(Box coordinate listings)
━━━━━━━━━━━━━━━━━━━━━━━━━━━━━━

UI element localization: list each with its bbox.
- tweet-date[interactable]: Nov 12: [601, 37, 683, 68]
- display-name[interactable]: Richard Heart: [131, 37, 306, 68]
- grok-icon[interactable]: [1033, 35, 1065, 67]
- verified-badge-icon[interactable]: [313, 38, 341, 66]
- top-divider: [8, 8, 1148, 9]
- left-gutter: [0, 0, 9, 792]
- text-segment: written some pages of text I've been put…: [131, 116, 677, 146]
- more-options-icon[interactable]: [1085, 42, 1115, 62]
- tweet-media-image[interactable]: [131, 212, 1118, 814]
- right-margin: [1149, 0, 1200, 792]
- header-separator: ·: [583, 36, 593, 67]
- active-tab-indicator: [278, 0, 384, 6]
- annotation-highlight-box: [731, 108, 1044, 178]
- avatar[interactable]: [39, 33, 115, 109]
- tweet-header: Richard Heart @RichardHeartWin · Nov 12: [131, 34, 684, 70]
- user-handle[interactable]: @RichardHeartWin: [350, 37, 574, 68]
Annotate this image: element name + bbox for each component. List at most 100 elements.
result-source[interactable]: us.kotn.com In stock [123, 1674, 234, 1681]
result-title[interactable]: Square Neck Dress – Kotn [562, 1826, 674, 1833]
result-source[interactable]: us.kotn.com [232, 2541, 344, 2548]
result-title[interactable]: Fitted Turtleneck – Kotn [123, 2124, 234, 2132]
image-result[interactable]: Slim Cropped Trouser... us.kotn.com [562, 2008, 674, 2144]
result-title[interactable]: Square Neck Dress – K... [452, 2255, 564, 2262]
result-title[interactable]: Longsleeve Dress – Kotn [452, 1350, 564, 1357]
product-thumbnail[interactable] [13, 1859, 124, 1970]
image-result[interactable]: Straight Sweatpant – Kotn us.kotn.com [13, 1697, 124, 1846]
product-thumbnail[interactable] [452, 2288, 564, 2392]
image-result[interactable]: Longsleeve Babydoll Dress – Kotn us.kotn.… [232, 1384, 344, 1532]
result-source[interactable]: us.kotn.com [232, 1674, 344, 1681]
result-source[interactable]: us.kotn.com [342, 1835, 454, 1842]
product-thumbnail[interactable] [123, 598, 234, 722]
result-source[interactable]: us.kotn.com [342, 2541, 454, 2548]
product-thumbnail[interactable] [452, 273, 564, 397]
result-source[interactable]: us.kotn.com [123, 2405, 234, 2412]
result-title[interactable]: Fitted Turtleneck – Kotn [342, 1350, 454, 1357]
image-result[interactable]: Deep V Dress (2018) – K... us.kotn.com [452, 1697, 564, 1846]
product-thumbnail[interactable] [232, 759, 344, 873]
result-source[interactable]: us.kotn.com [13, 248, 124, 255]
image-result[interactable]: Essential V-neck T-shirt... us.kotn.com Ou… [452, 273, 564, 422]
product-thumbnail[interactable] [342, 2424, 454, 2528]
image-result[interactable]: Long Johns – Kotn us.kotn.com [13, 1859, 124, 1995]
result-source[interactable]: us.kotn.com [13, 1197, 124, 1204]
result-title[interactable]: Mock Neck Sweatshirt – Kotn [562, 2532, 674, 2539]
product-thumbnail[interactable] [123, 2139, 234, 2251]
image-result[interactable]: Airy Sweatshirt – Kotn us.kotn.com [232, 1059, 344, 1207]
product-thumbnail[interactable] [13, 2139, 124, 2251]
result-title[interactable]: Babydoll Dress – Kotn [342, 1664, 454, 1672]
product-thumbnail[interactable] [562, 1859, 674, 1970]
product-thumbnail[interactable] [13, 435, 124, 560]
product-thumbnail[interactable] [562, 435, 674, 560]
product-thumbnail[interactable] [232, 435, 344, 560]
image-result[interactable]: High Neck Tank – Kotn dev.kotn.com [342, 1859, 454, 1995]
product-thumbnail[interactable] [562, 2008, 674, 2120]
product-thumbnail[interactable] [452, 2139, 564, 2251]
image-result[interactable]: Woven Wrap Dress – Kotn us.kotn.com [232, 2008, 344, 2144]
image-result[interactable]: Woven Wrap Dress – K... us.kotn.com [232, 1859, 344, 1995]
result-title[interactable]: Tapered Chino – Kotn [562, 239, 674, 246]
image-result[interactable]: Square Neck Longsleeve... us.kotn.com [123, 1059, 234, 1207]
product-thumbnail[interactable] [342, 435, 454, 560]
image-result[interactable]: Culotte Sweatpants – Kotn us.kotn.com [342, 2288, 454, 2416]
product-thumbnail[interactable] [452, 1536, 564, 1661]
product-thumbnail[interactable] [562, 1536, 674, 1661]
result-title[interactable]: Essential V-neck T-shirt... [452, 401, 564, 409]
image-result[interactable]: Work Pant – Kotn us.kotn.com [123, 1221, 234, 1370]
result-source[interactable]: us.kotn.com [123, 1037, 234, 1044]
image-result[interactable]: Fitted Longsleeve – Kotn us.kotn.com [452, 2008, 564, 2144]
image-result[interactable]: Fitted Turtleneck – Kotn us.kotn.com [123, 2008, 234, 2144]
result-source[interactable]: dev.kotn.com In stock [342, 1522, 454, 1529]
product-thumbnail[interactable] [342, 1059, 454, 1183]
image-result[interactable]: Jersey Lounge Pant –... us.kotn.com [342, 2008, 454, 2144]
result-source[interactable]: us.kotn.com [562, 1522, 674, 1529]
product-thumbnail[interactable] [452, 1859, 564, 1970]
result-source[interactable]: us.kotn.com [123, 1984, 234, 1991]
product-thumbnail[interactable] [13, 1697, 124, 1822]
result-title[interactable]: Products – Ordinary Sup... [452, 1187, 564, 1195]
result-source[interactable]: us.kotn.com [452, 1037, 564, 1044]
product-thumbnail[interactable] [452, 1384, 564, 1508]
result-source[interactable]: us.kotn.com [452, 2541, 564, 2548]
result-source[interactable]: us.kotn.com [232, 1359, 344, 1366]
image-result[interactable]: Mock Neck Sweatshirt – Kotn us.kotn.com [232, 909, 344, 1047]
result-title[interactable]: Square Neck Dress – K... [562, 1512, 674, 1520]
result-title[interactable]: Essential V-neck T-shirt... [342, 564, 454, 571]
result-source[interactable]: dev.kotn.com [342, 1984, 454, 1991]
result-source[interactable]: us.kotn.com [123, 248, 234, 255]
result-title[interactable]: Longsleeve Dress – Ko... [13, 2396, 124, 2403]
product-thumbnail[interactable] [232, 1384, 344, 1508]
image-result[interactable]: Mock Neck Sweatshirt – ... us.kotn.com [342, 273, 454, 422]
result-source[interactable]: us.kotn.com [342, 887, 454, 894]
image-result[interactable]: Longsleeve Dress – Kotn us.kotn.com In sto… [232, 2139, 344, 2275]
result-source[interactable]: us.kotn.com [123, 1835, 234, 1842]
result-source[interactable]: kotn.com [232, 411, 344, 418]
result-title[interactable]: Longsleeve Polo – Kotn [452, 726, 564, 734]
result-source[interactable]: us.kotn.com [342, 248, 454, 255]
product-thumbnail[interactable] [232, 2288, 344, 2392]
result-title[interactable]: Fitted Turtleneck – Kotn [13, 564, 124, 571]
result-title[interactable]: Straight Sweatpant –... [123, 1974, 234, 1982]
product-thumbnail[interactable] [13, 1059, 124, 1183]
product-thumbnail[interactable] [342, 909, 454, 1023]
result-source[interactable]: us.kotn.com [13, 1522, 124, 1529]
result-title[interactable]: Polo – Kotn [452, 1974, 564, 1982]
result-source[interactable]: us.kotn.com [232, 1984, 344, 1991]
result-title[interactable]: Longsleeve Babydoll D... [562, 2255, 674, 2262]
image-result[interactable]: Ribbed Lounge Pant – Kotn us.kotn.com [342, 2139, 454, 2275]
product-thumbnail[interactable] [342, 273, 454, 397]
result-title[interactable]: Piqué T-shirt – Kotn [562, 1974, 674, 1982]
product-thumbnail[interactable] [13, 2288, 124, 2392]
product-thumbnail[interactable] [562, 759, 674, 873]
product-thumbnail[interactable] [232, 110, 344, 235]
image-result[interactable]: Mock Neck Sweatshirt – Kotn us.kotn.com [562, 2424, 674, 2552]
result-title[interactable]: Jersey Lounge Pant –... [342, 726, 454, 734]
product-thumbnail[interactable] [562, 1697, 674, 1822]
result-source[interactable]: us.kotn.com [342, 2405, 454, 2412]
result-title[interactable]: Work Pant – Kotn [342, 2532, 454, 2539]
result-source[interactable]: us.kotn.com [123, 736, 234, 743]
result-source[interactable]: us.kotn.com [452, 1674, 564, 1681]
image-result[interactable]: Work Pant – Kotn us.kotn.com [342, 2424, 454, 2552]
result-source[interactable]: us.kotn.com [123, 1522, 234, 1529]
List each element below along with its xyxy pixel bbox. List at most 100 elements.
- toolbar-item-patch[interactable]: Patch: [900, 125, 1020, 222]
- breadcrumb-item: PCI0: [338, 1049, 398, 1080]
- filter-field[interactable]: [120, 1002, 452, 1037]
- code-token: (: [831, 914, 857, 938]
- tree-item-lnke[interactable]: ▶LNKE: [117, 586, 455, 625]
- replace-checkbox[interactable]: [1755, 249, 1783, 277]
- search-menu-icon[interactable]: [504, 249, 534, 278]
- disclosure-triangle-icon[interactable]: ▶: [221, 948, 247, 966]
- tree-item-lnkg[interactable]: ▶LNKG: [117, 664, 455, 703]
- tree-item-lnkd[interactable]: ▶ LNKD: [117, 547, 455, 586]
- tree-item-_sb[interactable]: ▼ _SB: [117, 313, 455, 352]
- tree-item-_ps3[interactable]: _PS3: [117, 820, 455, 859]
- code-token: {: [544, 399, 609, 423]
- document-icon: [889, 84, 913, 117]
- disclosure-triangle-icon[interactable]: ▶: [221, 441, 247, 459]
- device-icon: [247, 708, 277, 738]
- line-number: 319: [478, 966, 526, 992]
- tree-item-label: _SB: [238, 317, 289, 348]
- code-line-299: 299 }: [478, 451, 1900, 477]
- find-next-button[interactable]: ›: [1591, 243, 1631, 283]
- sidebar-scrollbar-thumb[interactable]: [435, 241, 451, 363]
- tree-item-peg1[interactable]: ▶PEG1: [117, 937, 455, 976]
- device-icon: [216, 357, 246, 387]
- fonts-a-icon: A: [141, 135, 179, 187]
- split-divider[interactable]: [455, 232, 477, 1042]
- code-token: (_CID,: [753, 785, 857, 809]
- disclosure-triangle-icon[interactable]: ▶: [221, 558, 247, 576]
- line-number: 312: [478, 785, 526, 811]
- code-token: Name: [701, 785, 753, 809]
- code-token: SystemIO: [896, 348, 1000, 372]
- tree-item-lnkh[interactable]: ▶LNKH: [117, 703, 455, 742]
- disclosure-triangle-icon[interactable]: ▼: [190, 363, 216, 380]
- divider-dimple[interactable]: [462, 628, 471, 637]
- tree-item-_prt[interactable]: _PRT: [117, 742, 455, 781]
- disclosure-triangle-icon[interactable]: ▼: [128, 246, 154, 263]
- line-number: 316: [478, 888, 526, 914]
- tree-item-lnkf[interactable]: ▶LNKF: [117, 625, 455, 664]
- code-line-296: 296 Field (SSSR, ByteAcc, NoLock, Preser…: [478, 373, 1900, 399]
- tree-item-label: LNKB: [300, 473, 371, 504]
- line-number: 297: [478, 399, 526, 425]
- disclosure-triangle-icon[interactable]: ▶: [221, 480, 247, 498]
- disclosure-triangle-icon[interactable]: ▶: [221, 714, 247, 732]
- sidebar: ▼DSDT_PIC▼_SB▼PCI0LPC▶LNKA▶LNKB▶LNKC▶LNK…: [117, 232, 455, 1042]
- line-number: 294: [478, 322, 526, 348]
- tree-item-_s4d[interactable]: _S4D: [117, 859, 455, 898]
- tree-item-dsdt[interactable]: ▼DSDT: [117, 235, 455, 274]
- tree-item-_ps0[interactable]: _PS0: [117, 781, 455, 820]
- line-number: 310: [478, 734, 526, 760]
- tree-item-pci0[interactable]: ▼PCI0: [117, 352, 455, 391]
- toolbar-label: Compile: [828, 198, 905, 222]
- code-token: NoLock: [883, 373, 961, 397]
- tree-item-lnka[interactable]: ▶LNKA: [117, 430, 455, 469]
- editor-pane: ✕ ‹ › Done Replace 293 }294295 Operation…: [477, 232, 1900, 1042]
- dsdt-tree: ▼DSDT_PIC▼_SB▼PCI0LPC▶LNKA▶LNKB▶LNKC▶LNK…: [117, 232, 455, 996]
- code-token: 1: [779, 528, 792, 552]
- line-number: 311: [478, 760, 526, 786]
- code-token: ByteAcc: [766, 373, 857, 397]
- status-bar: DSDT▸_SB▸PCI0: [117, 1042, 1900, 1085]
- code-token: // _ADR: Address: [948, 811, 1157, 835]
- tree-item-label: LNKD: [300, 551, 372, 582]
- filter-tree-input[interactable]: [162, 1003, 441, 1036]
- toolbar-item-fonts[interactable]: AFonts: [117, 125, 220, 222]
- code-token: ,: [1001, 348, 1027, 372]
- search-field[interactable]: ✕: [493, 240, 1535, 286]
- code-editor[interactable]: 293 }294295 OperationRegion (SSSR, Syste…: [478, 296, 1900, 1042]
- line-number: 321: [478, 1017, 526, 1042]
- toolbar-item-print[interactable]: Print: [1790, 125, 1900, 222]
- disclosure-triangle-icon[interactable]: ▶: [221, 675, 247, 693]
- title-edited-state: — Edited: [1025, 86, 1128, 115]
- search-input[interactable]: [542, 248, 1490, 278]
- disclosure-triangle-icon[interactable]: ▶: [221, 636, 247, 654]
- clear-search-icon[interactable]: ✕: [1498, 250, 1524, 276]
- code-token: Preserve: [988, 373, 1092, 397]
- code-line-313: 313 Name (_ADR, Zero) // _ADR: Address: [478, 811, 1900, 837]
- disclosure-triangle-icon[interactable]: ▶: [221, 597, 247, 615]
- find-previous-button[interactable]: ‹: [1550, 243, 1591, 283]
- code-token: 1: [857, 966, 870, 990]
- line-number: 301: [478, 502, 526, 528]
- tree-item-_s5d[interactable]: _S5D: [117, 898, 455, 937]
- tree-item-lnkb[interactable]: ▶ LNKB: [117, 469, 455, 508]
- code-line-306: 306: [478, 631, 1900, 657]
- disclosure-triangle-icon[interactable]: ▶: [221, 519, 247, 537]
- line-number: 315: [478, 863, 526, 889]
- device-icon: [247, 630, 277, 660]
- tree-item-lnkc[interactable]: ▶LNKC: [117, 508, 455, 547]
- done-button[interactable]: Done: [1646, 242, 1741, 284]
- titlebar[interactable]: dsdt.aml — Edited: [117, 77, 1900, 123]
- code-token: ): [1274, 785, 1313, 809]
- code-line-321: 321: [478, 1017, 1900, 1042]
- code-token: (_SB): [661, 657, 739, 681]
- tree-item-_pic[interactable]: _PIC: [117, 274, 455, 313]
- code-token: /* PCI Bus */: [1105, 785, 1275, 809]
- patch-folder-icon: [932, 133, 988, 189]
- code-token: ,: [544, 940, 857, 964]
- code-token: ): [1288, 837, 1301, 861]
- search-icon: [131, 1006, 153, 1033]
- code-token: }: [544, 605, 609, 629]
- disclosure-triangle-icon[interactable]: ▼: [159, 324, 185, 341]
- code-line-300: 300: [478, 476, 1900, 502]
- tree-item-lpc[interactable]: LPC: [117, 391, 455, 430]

━━━━━━━━━━━━━━━━━━━━━━━━━━━━━━

Set out the rows above, from their first line through the line containing "- tweet-media-image[interactable]: [131, 212, 1118, 814]", as a JSON list of strings, one string per line and no blank lines.

[
  "UI element localization: list each with its bbox.",
  "- tweet-date[interactable]: Nov 12: [601, 37, 683, 68]",
  "- display-name[interactable]: Richard Heart: [131, 37, 306, 68]",
  "- grok-icon[interactable]: [1033, 35, 1065, 67]",
  "- verified-badge-icon[interactable]: [313, 38, 341, 66]",
  "- top-divider: [8, 8, 1148, 9]",
  "- left-gutter: [0, 0, 9, 792]",
  "- text-segment: written some pages of text I've been put…: [131, 116, 677, 146]",
  "- more-options-icon[interactable]: [1085, 42, 1115, 62]",
  "- tweet-media-image[interactable]: [131, 212, 1118, 814]"
]